→ **STORED ROWS**:
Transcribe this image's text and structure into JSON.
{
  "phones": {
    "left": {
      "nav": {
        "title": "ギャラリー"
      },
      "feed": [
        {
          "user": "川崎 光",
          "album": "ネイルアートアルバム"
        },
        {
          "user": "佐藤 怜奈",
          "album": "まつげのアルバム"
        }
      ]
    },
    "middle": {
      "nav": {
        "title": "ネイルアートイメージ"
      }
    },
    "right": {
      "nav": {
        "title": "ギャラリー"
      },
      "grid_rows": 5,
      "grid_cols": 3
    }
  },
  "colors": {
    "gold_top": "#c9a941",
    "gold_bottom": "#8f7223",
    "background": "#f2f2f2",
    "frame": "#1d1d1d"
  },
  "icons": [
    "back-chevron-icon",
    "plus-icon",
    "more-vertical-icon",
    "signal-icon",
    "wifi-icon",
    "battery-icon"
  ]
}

→ **SET EXERCISE**: Output all of the data again. Match it exactly.

→ **SOLVED EXERCISE**:
Transcribe this image's text and structure into JSON.
{
  "phones": {
    "left": {
      "nav": {
        "title": "ギャラリー"
      },
      "feed": [
        {
          "user": "川崎 光",
          "album": "ネイルアートアルバム"
        },
        {
          "user": "佐藤 怜奈",
          "album": "まつげのアルバム"
        }
      ]
    },
    "middle": {
      "nav": {
        "title": "ネイルアートイメージ"
      }
    },
    "right": {
      "nav": {
        "title": "ギャラリー"
      },
      "grid_rows": 5,
      "grid_cols": 3
    }
  },
  "colors": {
    "gold_top": "#c9a941",
    "gold_bottom": "#8f7223",
    "background": "#f2f2f2",
    "frame": "#1d1d1d"
  },
  "icons": [
    "back-chevron-icon",
    "plus-icon",
    "more-vertical-icon",
    "signal-icon",
    "wifi-icon",
    "battery-icon"
  ]
}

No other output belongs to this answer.